#### Data shown ####

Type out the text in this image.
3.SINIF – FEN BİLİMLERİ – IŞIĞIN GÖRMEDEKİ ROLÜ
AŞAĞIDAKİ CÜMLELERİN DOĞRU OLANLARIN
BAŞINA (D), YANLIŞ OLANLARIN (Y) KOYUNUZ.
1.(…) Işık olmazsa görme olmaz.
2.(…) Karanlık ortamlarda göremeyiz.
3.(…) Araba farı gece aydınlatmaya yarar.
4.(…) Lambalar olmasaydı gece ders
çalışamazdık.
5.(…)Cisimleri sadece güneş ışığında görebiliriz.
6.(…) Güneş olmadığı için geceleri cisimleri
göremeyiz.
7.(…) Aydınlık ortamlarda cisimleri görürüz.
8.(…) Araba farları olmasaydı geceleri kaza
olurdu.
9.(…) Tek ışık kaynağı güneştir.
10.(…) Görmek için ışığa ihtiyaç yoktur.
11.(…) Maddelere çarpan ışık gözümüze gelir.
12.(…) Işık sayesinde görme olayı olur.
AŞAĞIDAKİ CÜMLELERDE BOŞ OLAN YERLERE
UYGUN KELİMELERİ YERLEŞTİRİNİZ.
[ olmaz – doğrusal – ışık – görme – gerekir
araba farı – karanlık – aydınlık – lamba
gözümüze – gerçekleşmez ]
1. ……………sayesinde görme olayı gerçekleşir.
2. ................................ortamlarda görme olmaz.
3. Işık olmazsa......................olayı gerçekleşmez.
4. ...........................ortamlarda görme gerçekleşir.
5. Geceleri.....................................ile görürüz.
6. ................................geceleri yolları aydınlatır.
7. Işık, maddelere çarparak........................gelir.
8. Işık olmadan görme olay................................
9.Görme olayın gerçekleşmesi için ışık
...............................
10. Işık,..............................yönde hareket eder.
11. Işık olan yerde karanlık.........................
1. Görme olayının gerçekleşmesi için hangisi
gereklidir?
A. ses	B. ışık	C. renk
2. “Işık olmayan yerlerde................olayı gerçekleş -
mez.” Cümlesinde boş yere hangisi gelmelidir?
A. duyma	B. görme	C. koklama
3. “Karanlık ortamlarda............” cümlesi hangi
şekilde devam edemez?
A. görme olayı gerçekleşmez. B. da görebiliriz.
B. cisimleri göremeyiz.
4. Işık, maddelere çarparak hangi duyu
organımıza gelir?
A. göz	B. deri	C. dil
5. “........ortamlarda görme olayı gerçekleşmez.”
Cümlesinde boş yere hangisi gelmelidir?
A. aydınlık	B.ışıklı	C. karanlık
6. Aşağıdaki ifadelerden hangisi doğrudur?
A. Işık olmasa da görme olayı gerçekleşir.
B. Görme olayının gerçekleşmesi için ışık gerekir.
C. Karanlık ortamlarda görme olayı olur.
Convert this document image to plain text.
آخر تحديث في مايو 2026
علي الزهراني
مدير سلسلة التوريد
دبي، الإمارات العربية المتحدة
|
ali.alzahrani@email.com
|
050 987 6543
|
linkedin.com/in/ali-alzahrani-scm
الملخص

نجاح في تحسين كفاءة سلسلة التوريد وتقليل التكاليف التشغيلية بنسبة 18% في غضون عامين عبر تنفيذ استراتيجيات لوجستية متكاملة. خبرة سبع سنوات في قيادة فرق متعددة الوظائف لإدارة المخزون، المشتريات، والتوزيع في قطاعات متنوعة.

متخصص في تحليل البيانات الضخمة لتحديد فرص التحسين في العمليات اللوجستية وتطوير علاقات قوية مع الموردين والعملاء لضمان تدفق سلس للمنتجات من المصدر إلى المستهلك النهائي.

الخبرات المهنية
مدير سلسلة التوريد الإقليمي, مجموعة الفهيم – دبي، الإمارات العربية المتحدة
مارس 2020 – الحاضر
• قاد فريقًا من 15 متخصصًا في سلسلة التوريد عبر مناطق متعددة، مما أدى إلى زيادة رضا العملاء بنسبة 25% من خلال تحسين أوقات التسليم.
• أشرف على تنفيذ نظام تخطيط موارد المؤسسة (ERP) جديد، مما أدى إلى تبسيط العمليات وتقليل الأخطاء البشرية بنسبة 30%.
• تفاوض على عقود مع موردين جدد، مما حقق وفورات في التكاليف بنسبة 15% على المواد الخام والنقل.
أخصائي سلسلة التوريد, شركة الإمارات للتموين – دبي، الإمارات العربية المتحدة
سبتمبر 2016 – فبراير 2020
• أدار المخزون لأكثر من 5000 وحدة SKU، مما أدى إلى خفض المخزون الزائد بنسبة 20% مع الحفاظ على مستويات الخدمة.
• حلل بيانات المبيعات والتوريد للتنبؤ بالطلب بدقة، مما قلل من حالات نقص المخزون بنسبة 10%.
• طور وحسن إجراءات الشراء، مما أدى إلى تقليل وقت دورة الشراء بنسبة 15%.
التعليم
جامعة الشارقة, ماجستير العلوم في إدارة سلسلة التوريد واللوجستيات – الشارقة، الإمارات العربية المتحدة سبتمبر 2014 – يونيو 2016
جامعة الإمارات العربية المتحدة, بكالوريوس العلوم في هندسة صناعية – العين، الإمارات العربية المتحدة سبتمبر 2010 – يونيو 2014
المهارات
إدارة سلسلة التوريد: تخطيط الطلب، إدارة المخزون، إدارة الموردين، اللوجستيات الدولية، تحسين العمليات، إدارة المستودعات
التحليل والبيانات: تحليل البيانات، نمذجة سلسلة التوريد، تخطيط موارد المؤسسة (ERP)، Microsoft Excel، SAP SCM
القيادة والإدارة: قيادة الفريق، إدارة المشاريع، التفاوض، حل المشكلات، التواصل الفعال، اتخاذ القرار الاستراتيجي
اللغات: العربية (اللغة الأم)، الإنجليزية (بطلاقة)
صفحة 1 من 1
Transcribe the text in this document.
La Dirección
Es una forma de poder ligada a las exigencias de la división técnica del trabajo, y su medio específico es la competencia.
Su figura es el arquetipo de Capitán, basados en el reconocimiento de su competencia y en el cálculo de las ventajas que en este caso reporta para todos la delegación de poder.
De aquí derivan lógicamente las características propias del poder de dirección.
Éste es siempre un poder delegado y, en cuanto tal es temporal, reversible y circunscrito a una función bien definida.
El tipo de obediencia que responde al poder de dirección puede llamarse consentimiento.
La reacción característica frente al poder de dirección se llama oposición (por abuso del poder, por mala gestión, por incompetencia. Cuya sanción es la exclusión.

####

- _The problem_: Quote each line above in full, word for word.

- _Output below_:
Type out the text in this image.
3.SINIF – FEN BİLİMLERİ – IŞIĞIN GÖRMEDEKİ ROLÜ
AŞAĞIDAKİ CÜMLELERİN DOĞRU OLANLARIN
BAŞINA (D), YANLIŞ OLANLARIN (Y) KOYUNUZ.
1.(…) Işık olmazsa görme olmaz.
2.(…) Karanlık ortamlarda göremeyiz.
3.(…) Araba farı gece aydınlatmaya yarar.
4.(…) Lambalar olmasaydı gece ders
çalışamazdık.
5.(…)Cisimleri sadece güneş ışığında görebiliriz.
6.(…) Güneş olmadığı için geceleri cisimleri
göremeyiz.
7.(…) Aydınlık ortamlarda cisimleri görürüz.
8.(…) Araba farları olmasaydı geceleri kaza
olurdu.
9.(…) Tek ışık kaynağı güneştir.
10.(…) Görmek için ışığa ihtiyaç yoktur.
11.(…) Maddelere çarpan ışık gözümüze gelir.
12.(…) Işık sayesinde görme olayı olur.
AŞAĞIDAKİ CÜMLELERDE BOŞ OLAN YERLERE
UYGUN KELİMELERİ YERLEŞTİRİNİZ.
[ olmaz – doğrusal – ışık – görme – gerekir
araba farı – karanlık – aydınlık – lamba
gözümüze – gerçekleşmez ]
1. ……………sayesinde görme olayı gerçekleşir.
2. ................................ortamlarda görme olmaz.
3. Işık olmazsa......................olayı gerçekleşmez.
4. ...........................ortamlarda görme gerçekleşir.
5. Geceleri.....................................ile görürüz.
6. ................................geceleri yolları aydınlatır.
7. Işık, maddelere çarparak........................gelir.
8. Işık olmadan görme olay................................
9.Görme olayın gerçekleşmesi için ışık
...............................
10. Işık,..............................yönde hareket eder.
11. Işık olan yerde karanlık.........................
1. Görme olayının gerçekleşmesi için hangisi
gereklidir?
A. ses	B. ışık	C. renk
2. “Işık olmayan yerlerde................olayı gerçekleş -
mez.” Cümlesinde boş yere hangisi gelmelidir?
A. duyma	B. görme	C. koklama
3. “Karanlık ortamlarda............” cümlesi hangi
şekilde devam edemez?
A. görme olayı gerçekleşmez. B. da görebiliriz.
B. cisimleri göremeyiz.
4. Işık, maddelere çarparak hangi duyu
organımıza gelir?
A. göz	B. deri	C. dil
5. “........ortamlarda görme olayı gerçekleşmez.”
Cümlesinde boş yere hangisi gelmelidir?
A. aydınlık	B.ışıklı	C. karanlık
6. Aşağıdaki ifadelerden hangisi doğrudur?
A. Işık olmasa da görme olayı gerçekleşir.
B. Görme olayının gerçekleşmesi için ışık gerekir.
C. Karanlık ortamlarda görme olayı olur.
Convert this document image to plain text.
آخر تحديث في مايو 2026
علي الزهراني
مدير سلسلة التوريد
دبي، الإمارات العربية المتحدة
|
ali.alzahrani@email.com
|
050 987 6543
|
linkedin.com/in/ali-alzahrani-scm
الملخص

نجاح في تحسين كفاءة سلسلة التوريد وتقليل التكاليف التشغيلية بنسبة 18% في غضون عامين عبر تنفيذ استراتيجيات لوجستية متكاملة. خبرة سبع سنوات في قيادة فرق متعددة الوظائف لإدارة المخزون، المشتريات، والتوزيع في قطاعات متنوعة.

متخصص في تحليل البيانات الضخمة لتحديد فرص التحسين في العمليات اللوجستية وتطوير علاقات قوية مع الموردين والعملاء لضمان تدفق سلس للمنتجات من المصدر إلى المستهلك النهائي.

الخبرات المهنية
مدير سلسلة التوريد الإقليمي, مجموعة الفهيم – دبي، الإمارات العربية المتحدة
مارس 2020 – الحاضر
• قاد فريقًا من 15 متخصصًا في سلسلة التوريد عبر مناطق متعددة، مما أدى إلى زيادة رضا العملاء بنسبة 25% من خلال تحسين أوقات التسليم.
• أشرف على تنفيذ نظام تخطيط موارد المؤسسة (ERP) جديد، مما أدى إلى تبسيط العمليات وتقليل الأخطاء البشرية بنسبة 30%.
• تفاوض على عقود مع موردين جدد، مما حقق وفورات في التكاليف بنسبة 15% على المواد الخام والنقل.
أخصائي سلسلة التوريد, شركة الإمارات للتموين – دبي، الإمارات العربية المتحدة
سبتمبر 2016 – فبراير 2020
• أدار المخزون لأكثر من 5000 وحدة SKU، مما أدى إلى خفض المخزون الزائد بنسبة 20% مع الحفاظ على مستويات الخدمة.
• حلل بيانات المبيعات والتوريد للتنبؤ بالطلب بدقة، مما قلل من حالات نقص المخزون بنسبة 10%.
• طور وحسن إجراءات الشراء، مما أدى إلى تقليل وقت دورة الشراء بنسبة 15%.
التعليم
جامعة الشارقة, ماجستير العلوم في إدارة سلسلة التوريد واللوجستيات – الشارقة، الإمارات العربية المتحدة سبتمبر 2014 – يونيو 2016
جامعة الإمارات العربية المتحدة, بكالوريوس العلوم في هندسة صناعية – العين، الإمارات العربية المتحدة سبتمبر 2010 – يونيو 2014
المهارات
إدارة سلسلة التوريد: تخطيط الطلب، إدارة المخزون، إدارة الموردين، اللوجستيات الدولية، تحسين العمليات، إدارة المستودعات
التحليل والبيانات: تحليل البيانات، نمذجة سلسلة التوريد، تخطيط موارد المؤسسة (ERP)، Microsoft Excel، SAP SCM
القيادة والإدارة: قيادة الفريق، إدارة المشاريع، التفاوض، حل المشكلات، التواصل الفعال، اتخاذ القرار الاستراتيجي
اللغات: العربية (اللغة الأم)، الإنجليزية (بطلاقة)
صفحة 1 من 1
Transcribe the text in this document.
La Dirección
Es una forma de poder ligada a las exigencias de la división técnica del trabajo, y su medio específico es la competencia.
Su figura es el arquetipo de Capitán, basados en el reconocimiento de su competencia y en el cálculo de las ventajas que en este caso reporta para todos la delegación de poder.
De aquí derivan lógicamente las características propias del poder de dirección.
Éste es siempre un poder delegado y, en cuanto tal es temporal, reversible y circunscrito a una función bien definida.
El tipo de obediencia que responde al poder de dirección puede llamarse consentimiento.
La reacción característica frente al poder de dirección se llama oposición (por abuso del poder, por mala gestión, por incompetencia. Cuya sanción es la exclusión.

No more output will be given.